*Exercise description*
Read the lines below. Copy out any that hold the string "text".

*Lines of data*
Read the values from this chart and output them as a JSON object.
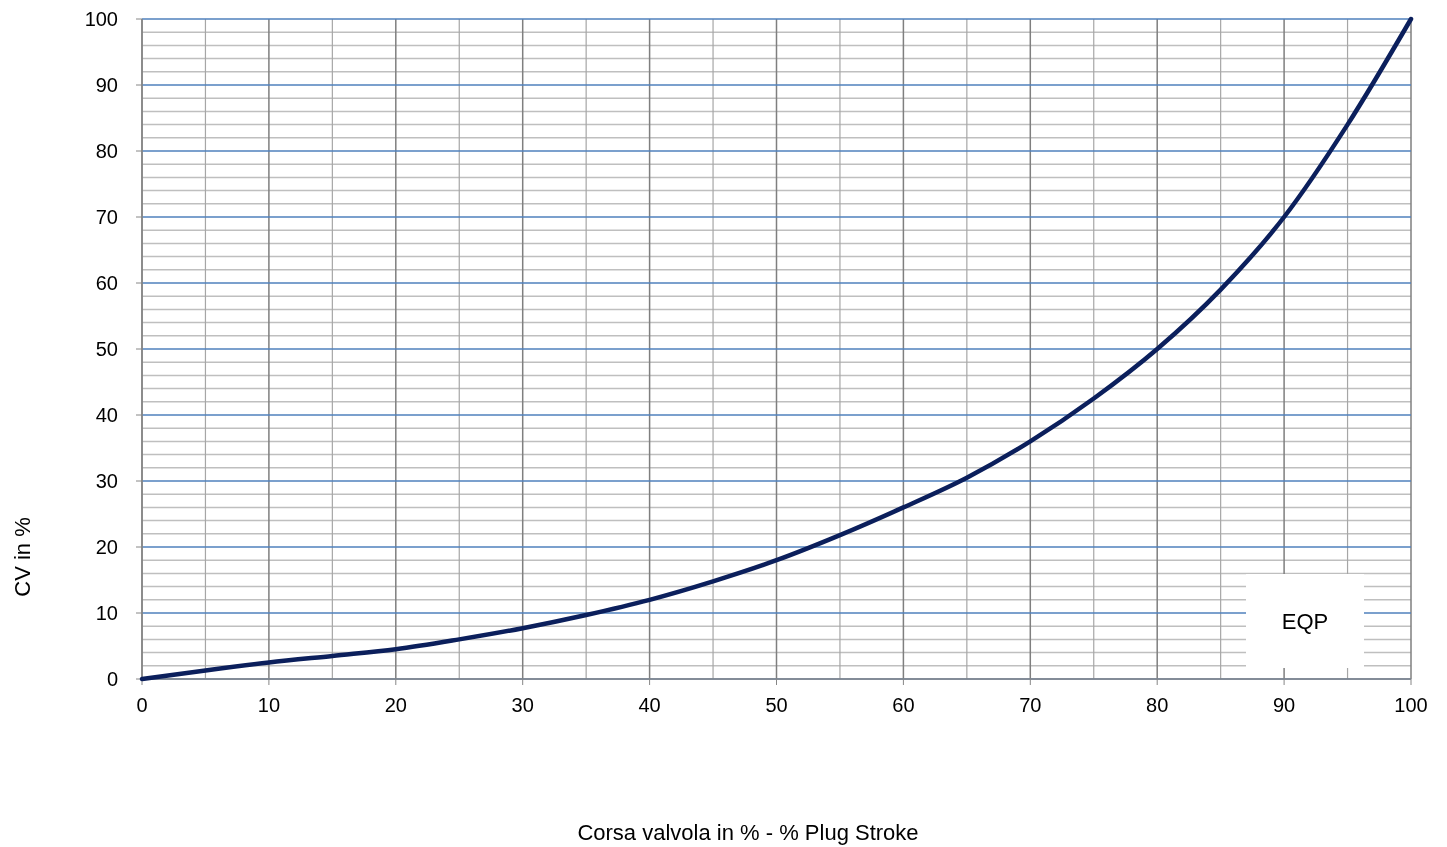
{
  "chart_data": {
    "type": "line",
    "xlabel": "Corsa valvola in % - % Plug Stroke",
    "ylabel": "CV in %",
    "x": [
      0,
      5,
      10,
      15,
      20,
      25,
      30,
      35,
      40,
      45,
      50,
      55,
      60,
      65,
      70,
      75,
      80,
      85,
      90,
      95,
      100
    ],
    "series": [
      {
        "name": "EQP",
        "color": "#0b1f5c",
        "values": [
          0,
          1.3,
          2.5,
          3.5,
          4.5,
          6,
          7.7,
          9.7,
          12,
          14.8,
          18,
          21.8,
          26,
          30.5,
          36,
          42.5,
          50,
          59,
          70,
          84,
          100
        ]
      }
    ],
    "xlim": [
      0,
      100
    ],
    "ylim": [
      0,
      100
    ],
    "xticks": [
      0,
      10,
      20,
      30,
      40,
      50,
      60,
      70,
      80,
      90,
      100
    ],
    "yticks": [
      0,
      10,
      20,
      30,
      40,
      50,
      60,
      70,
      80,
      90,
      100
    ],
    "grid": true,
    "legend": "bottom right",
    "marker": "none",
    "line_style": "solid"
  }
}
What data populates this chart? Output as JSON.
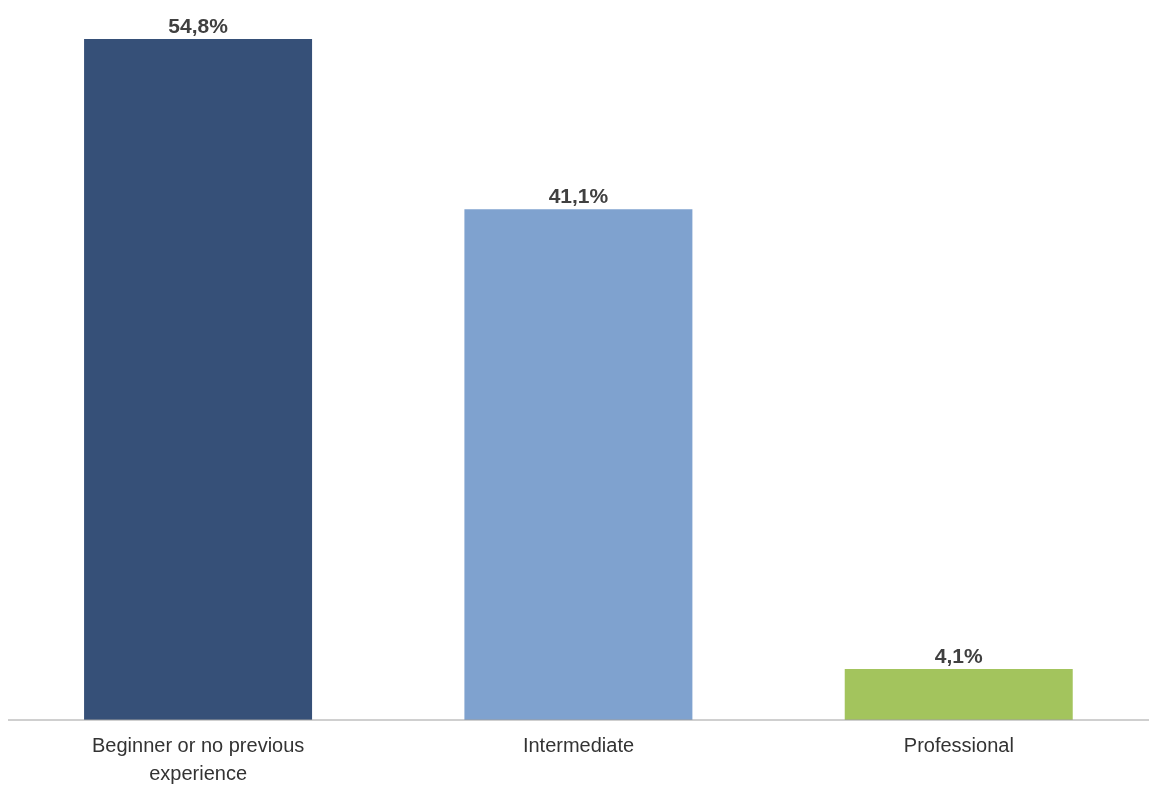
{
  "chart_data": {
    "type": "bar",
    "categories": [
      "Beginner or no previous experience",
      "Intermediate",
      "Professional"
    ],
    "values": [
      54.8,
      41.1,
      4.1
    ],
    "colors": [
      "#365078",
      "#7fa2cf",
      "#a3c45d"
    ],
    "value_labels": [
      "54,8%",
      "41,1%",
      "4,1%"
    ]
  }
}
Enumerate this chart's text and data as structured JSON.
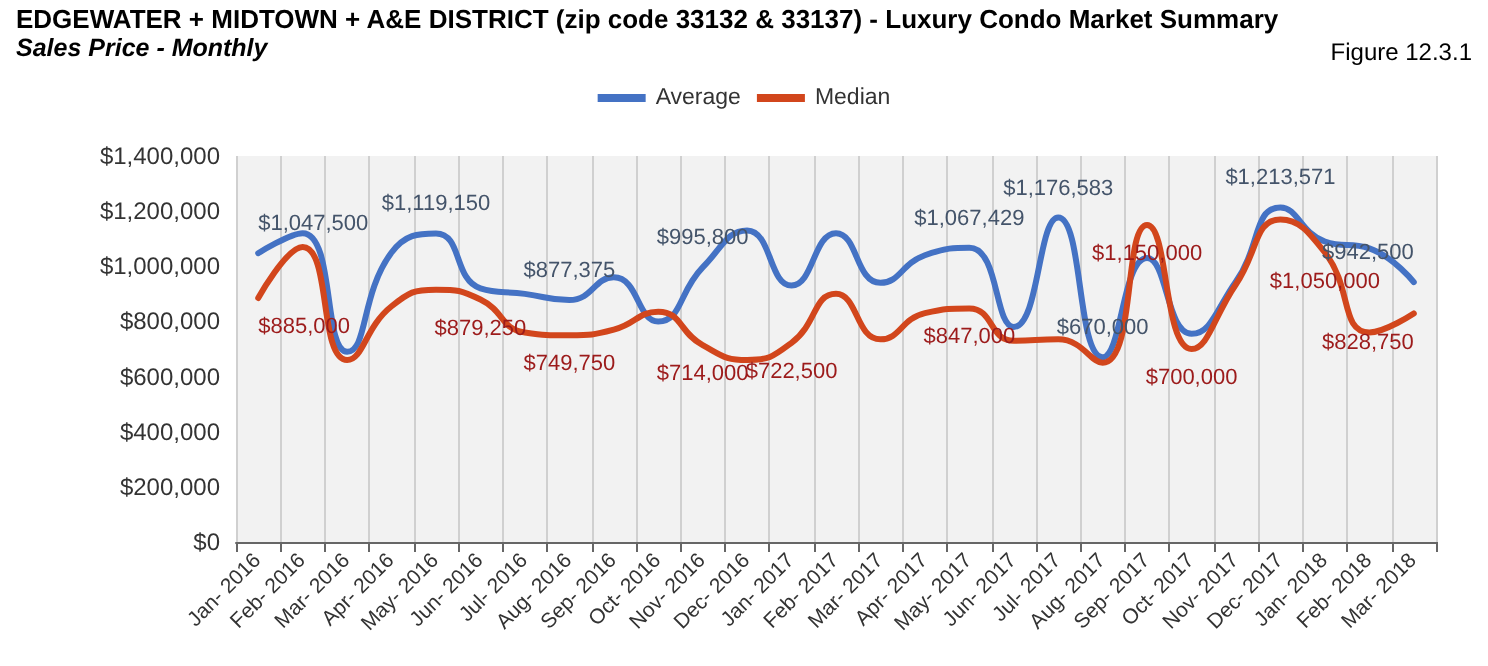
{
  "chart_data": {
    "type": "line",
    "title": "EDGEWATER + MIDTOWN + A&E DISTRICT (zip code 33132 & 33137) - Luxury Condo Market Summary",
    "subtitle": "Sales Price - Monthly",
    "annotations": [
      "Figure 12.3.1"
    ],
    "categories": [
      "Jan- 2016",
      "Feb- 2016",
      "Mar- 2016",
      "Apr- 2016",
      "May- 2016",
      "Jun- 2016",
      "Jul- 2016",
      "Aug- 2016",
      "Sep- 2016",
      "Oct- 2016",
      "Nov- 2016",
      "Dec- 2016",
      "Jan- 2017",
      "Feb- 2017",
      "Mar- 2017",
      "Apr- 2017",
      "May- 2017",
      "Jun- 2017",
      "Jul- 2017",
      "Aug- 2017",
      "Sep- 2017",
      "Oct- 2017",
      "Nov- 2017",
      "Dec- 2017",
      "Jan- 2018",
      "Feb- 2018",
      "Mar- 2018"
    ],
    "series": [
      {
        "name": "Average",
        "color": "#4472c4",
        "values": [
          1047500,
          1120000,
          690000,
          1050000,
          1119150,
          920000,
          900000,
          877375,
          960000,
          800000,
          995800,
          1130000,
          930000,
          1120000,
          940000,
          1040000,
          1067429,
          780000,
          1176583,
          670000,
          1030000,
          755000,
          945000,
          1213571,
          1090000,
          1065000,
          942500
        ],
        "value_labels": [
          "$1,047,500",
          null,
          null,
          null,
          "$1,119,150",
          null,
          null,
          "$877,375",
          null,
          null,
          "$995,800",
          null,
          null,
          null,
          null,
          null,
          "$1,067,429",
          null,
          "$1,176,583",
          "$670,000",
          null,
          null,
          null,
          "$1,213,571",
          null,
          null,
          "$942,500"
        ]
      },
      {
        "name": "Median",
        "color": "#d2461c",
        "values": [
          885000,
          1070000,
          660000,
          855000,
          915000,
          879250,
          760000,
          749750,
          770000,
          835000,
          714000,
          660000,
          722500,
          900000,
          735000,
          830000,
          847000,
          730000,
          735000,
          650000,
          1150000,
          700000,
          935000,
          1170000,
          1050000,
          760000,
          828750
        ],
        "value_labels": [
          "$885,000",
          null,
          null,
          null,
          null,
          "$879,250",
          null,
          "$749,750",
          null,
          null,
          "$714,000",
          null,
          "$722,500",
          null,
          null,
          null,
          "$847,000",
          null,
          null,
          null,
          "$1,150,000",
          "$700,000",
          null,
          null,
          "$1,050,000",
          null,
          "$828,750"
        ]
      }
    ],
    "ylim": [
      0,
      1400000
    ],
    "yticks": [
      {
        "value": 0,
        "label": "$0"
      },
      {
        "value": 200000,
        "label": "$200,000"
      },
      {
        "value": 400000,
        "label": "$400,000"
      },
      {
        "value": 600000,
        "label": "$600,000"
      },
      {
        "value": 800000,
        "label": "$800,000"
      },
      {
        "value": 1000000,
        "label": "$1,000,000"
      },
      {
        "value": 1200000,
        "label": "$1,200,000"
      },
      {
        "value": 1400000,
        "label": "$1,400,000"
      }
    ],
    "grid": "x",
    "legend": "top",
    "marker": "none",
    "line_style": "solid"
  }
}
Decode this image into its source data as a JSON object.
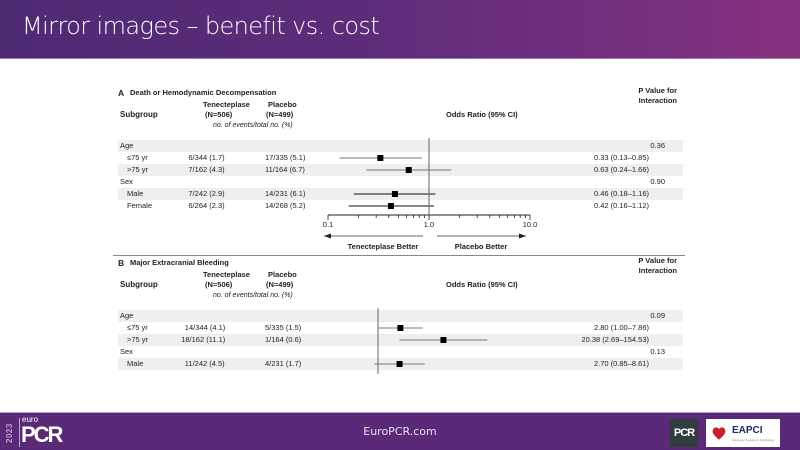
{
  "header": {
    "title": "Mirror images – benefit vs. cost"
  },
  "footer": {
    "url": "EuroPCR.com",
    "logo_year": "2023",
    "logo_euro": "euro",
    "logo_pcr": "PCR",
    "pcr_badge": "PCR",
    "eapci_label": "EAPCI",
    "eapci_sub": "European Society of Cardiology"
  },
  "chart_data": [
    {
      "type": "forest",
      "panel_letter": "A",
      "title": "Death or Hemodynamic Decompensation",
      "columns": {
        "subgroup": "Subgroup",
        "group1": "Tenecteplase",
        "group1_n": "(N=506)",
        "group2": "Placebo",
        "group2_n": "(N=499)",
        "subheader": "no. of events/total no. (%)",
        "effect": "Odds Ratio (95% CI)",
        "p_value": [
          "P Value for",
          "Interaction"
        ]
      },
      "rows": [
        {
          "label": "Age",
          "header": true,
          "p": "0.36",
          "shaded": true
        },
        {
          "label": "≤75 yr",
          "g1": "6/344 (1.7)",
          "g2": "17/335 (5.1)",
          "or": 0.33,
          "lo": 0.13,
          "hi": 0.85,
          "text": "0.33 (0.13–0.85)",
          "shaded": false
        },
        {
          "label": ">75 yr",
          "g1": "7/162 (4.3)",
          "g2": "11/164 (6.7)",
          "or": 0.63,
          "lo": 0.24,
          "hi": 1.66,
          "text": "0.63 (0.24–1.66)",
          "shaded": true
        },
        {
          "label": "Sex",
          "header": true,
          "p": "0.90",
          "shaded": false
        },
        {
          "label": "Male",
          "g1": "7/242 (2.9)",
          "g2": "14/231 (6.1)",
          "or": 0.46,
          "lo": 0.18,
          "hi": 1.16,
          "text": "0.46 (0.18–1.16)",
          "shaded": true
        },
        {
          "label": "Female",
          "g1": "6/264 (2.3)",
          "g2": "14/268 (5.2)",
          "or": 0.42,
          "lo": 0.16,
          "hi": 1.12,
          "text": "0.42 (0.16–1.12)",
          "shaded": false
        }
      ],
      "xscale": "log",
      "xlim": [
        0.1,
        10.0
      ],
      "xticks": [
        "0.1",
        "1.0",
        "10.0"
      ],
      "reference": 1.0,
      "direction_labels": {
        "left": "Tenecteplase Better",
        "right": "Placebo Better"
      }
    },
    {
      "type": "forest",
      "panel_letter": "B",
      "title": "Major Extracranial Bleeding",
      "columns": {
        "subgroup": "Subgroup",
        "group1": "Tenecteplase",
        "group1_n": "(N=506)",
        "group2": "Placebo",
        "group2_n": "(N=499)",
        "subheader": "no. of events/total no. (%)",
        "effect": "Odds Ratio (95% CI)",
        "p_value": [
          "P Value for",
          "Interaction"
        ]
      },
      "rows": [
        {
          "label": "Age",
          "header": true,
          "p": "0.09",
          "shaded": true
        },
        {
          "label": "≤75 yr",
          "g1": "14/344 (4.1)",
          "g2": "5/335 (1.5)",
          "or": 2.8,
          "lo": 1.0,
          "hi": 7.86,
          "text": "2.80 (1.00–7.86)",
          "shaded": false
        },
        {
          "label": ">75 yr",
          "g1": "18/162 (11.1)",
          "g2": "1/164 (0.6)",
          "or": 20.38,
          "lo": 2.69,
          "hi": 154.53,
          "text": "20.38 (2.69–154.53)",
          "shaded": true
        },
        {
          "label": "Sex",
          "header": true,
          "p": "0.13",
          "shaded": false
        },
        {
          "label": "Male",
          "g1": "11/242 (4.5)",
          "g2": "4/231 (1.7)",
          "or": 2.7,
          "lo": 0.85,
          "hi": 8.61,
          "text": "2.70 (0.85–8.61)",
          "shaded": true
        }
      ],
      "xscale": "log",
      "reference": 1.0
    }
  ]
}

*Reply to the exercise*
Enumerate this chart's text and data as structured JSON.
          "text": "0.33 (0.13–0.85)",
          "text": "0.63 (0.24–1.66)",
          "text": "0.46 (0.18–1.16)",
          "text": "0.42 (0.16–1.12)",
          "text": "2.80 (1.00–7.86)",
          "text": "20.38 (2.69–154.53)",
          "text": "2.70 (0.85–8.61)",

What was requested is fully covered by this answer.